GIVEN INFORMATION —
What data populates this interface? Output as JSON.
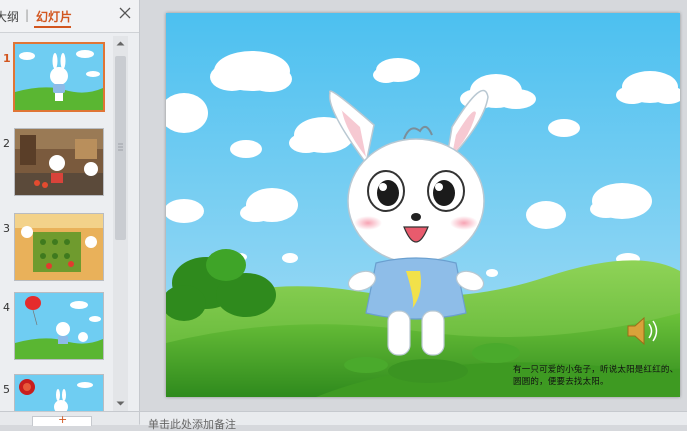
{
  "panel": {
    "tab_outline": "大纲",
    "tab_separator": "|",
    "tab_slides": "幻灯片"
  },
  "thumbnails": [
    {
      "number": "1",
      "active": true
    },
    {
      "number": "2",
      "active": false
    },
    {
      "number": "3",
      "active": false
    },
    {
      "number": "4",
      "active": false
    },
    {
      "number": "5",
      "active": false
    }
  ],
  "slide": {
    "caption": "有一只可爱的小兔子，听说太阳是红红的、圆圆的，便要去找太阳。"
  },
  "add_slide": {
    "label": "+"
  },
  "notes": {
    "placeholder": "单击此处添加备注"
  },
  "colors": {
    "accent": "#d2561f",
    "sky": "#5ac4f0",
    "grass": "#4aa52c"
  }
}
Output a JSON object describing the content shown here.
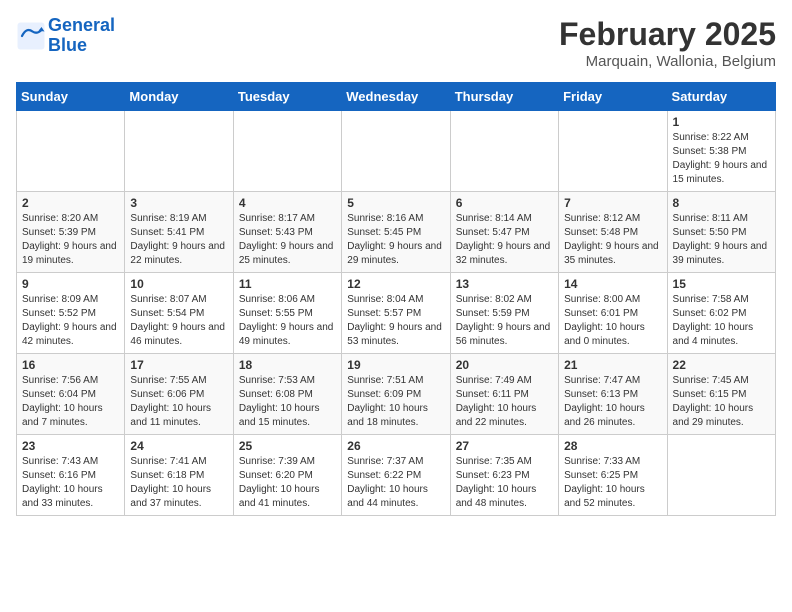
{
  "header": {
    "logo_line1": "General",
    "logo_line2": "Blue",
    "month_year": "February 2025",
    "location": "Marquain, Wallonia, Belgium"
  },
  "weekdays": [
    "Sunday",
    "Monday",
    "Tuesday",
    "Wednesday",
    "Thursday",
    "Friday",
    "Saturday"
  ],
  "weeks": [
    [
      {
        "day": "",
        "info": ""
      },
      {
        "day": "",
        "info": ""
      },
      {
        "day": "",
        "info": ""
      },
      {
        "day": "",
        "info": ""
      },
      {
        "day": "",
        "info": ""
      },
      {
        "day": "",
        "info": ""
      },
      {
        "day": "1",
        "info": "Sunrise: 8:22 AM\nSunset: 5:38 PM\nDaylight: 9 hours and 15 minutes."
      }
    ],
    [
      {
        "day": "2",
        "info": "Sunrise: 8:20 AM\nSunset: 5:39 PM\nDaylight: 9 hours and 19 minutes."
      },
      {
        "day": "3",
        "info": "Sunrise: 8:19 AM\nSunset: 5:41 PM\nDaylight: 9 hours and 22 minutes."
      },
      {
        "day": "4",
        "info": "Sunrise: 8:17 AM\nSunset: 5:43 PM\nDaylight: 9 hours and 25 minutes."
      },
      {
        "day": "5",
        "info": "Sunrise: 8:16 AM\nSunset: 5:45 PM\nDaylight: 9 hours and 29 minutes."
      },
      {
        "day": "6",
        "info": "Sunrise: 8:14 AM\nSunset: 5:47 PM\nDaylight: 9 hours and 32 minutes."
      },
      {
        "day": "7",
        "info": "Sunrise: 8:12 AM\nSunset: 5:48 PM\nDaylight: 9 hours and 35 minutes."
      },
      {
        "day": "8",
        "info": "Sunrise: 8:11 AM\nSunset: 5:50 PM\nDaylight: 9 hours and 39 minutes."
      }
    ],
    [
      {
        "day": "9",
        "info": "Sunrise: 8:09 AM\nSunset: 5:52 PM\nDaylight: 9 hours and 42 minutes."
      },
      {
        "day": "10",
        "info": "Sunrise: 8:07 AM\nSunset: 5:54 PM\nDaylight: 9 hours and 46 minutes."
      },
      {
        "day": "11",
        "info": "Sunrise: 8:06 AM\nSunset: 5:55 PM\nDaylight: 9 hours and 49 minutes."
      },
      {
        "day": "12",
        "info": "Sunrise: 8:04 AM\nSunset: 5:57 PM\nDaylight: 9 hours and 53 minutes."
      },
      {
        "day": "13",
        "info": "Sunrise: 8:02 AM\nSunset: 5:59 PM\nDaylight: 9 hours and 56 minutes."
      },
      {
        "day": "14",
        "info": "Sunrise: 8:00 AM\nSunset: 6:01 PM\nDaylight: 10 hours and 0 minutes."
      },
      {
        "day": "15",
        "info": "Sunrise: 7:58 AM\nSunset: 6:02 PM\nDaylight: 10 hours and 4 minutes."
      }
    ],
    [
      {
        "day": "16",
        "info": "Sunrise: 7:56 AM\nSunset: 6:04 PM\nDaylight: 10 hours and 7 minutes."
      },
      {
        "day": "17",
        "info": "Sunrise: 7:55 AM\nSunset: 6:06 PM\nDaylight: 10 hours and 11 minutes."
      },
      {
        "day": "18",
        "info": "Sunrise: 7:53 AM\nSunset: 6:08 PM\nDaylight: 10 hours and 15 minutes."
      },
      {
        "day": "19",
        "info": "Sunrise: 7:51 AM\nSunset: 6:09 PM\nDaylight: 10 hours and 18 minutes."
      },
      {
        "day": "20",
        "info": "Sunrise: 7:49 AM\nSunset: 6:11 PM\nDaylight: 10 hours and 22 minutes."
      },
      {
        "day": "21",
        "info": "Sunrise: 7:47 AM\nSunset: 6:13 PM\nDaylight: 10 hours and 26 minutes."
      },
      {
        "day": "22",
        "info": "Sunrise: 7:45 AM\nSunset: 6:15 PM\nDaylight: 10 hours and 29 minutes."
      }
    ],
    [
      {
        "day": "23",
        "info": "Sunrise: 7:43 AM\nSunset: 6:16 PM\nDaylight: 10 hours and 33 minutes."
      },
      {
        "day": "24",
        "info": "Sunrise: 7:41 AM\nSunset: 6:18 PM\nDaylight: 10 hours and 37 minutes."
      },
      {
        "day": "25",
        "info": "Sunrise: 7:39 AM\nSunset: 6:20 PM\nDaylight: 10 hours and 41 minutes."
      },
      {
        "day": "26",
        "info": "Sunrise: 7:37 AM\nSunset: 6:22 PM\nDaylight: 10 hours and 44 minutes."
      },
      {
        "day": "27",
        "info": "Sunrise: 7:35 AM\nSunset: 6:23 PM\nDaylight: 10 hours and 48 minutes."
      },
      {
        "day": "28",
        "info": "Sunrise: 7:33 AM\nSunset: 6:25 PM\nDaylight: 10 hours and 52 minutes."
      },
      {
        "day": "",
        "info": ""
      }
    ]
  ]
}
---
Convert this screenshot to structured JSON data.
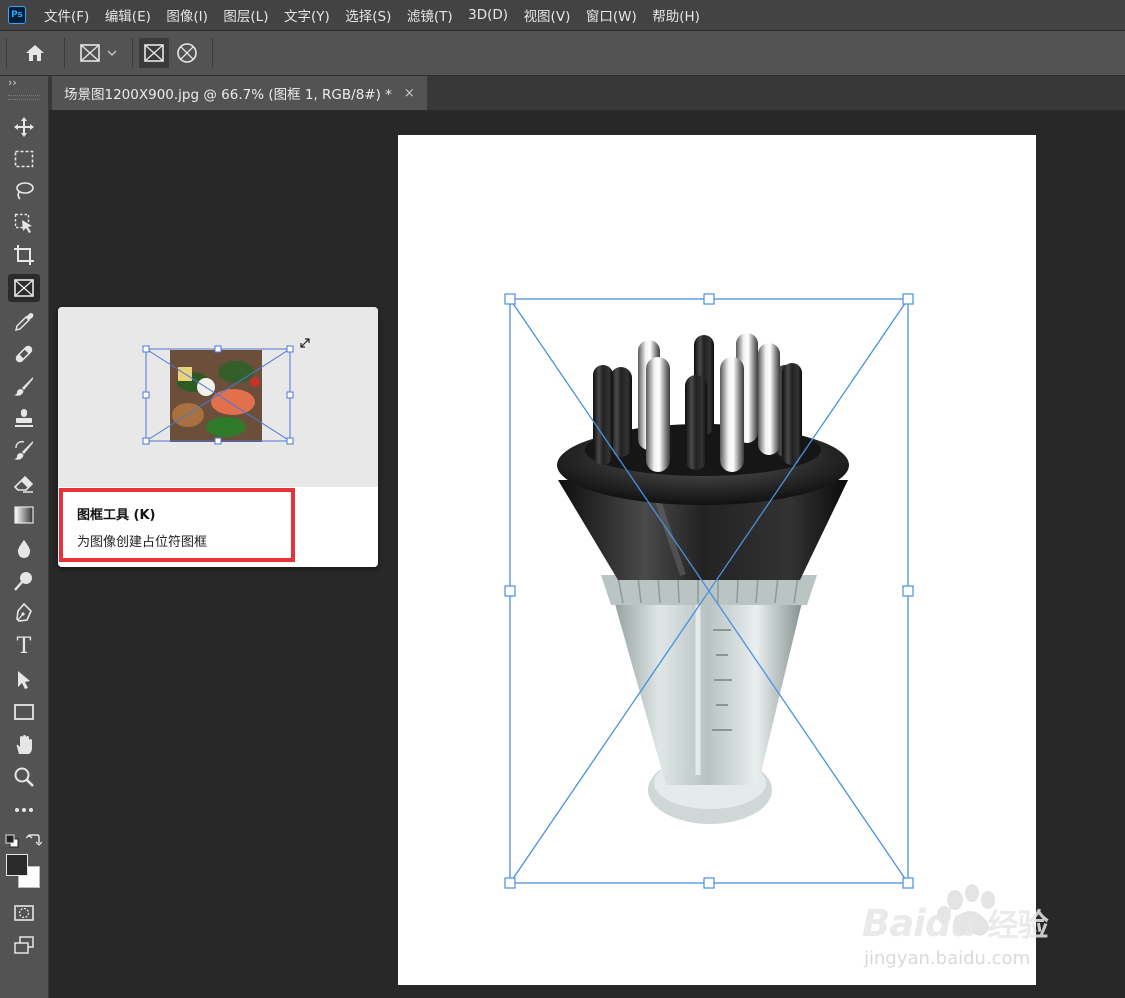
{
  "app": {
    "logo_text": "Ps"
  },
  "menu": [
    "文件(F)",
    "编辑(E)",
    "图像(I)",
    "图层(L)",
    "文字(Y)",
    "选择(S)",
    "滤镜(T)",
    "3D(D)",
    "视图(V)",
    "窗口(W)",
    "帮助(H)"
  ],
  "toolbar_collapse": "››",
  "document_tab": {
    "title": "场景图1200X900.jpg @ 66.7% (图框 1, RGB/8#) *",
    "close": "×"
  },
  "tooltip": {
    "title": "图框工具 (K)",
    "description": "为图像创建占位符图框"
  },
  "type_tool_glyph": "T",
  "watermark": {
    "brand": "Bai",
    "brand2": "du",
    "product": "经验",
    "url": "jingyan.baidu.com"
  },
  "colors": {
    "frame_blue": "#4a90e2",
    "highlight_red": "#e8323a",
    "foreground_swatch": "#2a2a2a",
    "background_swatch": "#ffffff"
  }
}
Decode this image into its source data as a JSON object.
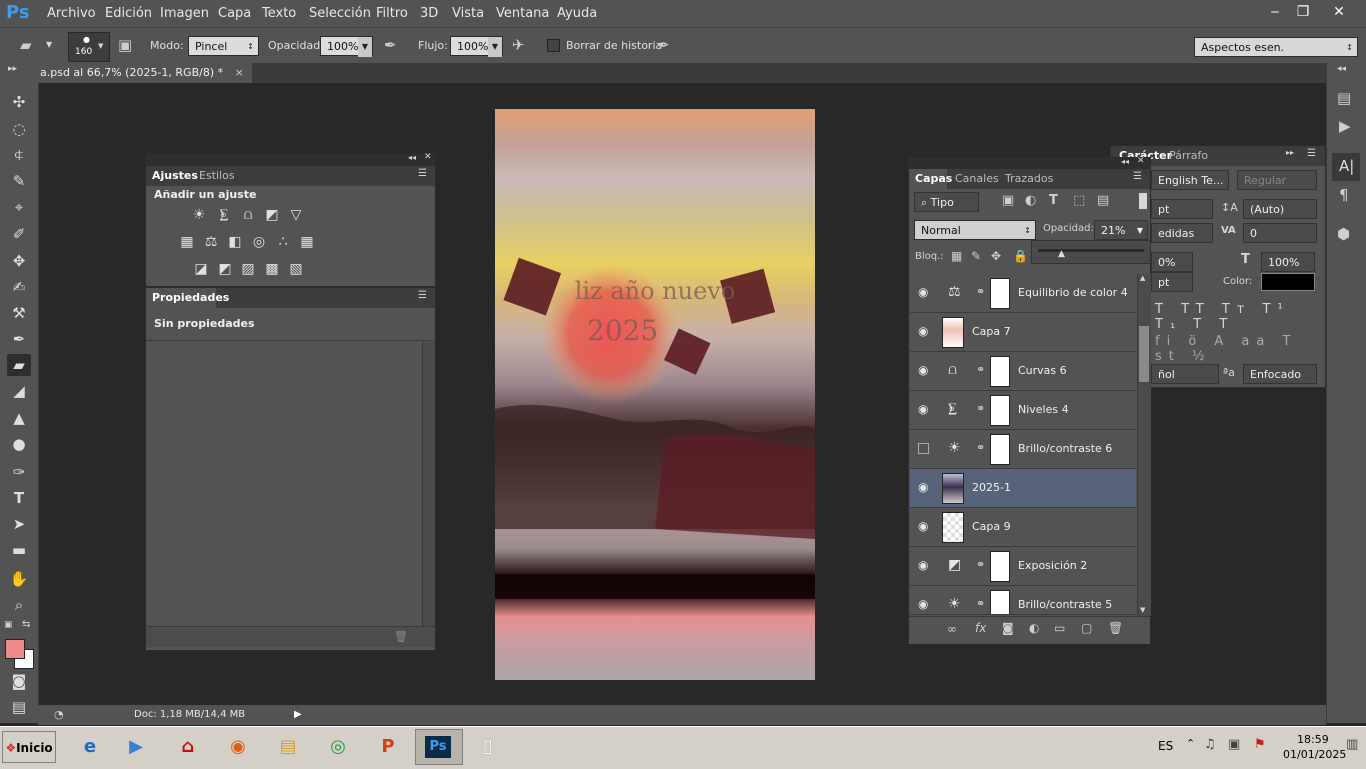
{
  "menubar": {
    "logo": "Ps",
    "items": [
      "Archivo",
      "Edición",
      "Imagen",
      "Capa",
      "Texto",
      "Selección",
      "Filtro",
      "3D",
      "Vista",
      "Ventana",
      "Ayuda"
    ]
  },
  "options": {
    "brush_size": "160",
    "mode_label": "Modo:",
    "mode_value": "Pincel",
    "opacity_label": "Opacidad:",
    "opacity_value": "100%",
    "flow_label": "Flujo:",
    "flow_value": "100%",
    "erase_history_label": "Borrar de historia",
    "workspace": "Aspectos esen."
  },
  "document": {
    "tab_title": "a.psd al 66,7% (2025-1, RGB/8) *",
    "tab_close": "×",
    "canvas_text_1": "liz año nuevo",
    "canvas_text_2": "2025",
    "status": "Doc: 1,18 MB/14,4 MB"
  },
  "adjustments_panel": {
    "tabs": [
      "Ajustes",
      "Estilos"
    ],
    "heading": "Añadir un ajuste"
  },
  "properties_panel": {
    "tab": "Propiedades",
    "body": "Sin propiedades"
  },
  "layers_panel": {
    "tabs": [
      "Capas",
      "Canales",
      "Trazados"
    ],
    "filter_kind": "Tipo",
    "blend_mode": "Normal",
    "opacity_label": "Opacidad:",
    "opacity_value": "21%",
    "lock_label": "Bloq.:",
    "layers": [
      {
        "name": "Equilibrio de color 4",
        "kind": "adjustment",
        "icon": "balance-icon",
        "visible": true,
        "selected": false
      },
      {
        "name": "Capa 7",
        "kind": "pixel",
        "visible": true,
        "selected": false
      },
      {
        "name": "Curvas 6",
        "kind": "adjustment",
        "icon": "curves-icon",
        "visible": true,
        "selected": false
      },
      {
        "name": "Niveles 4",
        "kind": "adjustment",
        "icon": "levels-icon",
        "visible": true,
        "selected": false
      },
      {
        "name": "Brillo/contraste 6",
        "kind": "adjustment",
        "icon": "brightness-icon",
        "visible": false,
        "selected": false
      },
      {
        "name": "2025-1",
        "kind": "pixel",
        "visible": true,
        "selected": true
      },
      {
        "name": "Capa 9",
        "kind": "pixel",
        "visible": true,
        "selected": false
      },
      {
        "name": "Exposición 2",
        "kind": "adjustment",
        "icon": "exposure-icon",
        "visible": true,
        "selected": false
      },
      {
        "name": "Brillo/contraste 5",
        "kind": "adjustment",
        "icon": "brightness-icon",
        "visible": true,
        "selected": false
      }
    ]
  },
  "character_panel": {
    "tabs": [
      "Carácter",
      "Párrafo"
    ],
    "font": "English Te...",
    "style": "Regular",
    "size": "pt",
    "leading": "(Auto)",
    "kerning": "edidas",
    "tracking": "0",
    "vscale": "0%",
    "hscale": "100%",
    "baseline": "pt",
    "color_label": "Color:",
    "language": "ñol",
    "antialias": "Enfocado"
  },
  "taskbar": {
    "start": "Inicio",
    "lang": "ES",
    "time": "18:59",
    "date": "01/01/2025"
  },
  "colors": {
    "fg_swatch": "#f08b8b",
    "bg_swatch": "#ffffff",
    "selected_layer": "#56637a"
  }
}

BRIEF —
Find every line that holds "Output" and copy it.

SOLUTION TO THE PROBLEM —
What data populates this interface? Output as JSON.
Output a JSON object describing the content shown here.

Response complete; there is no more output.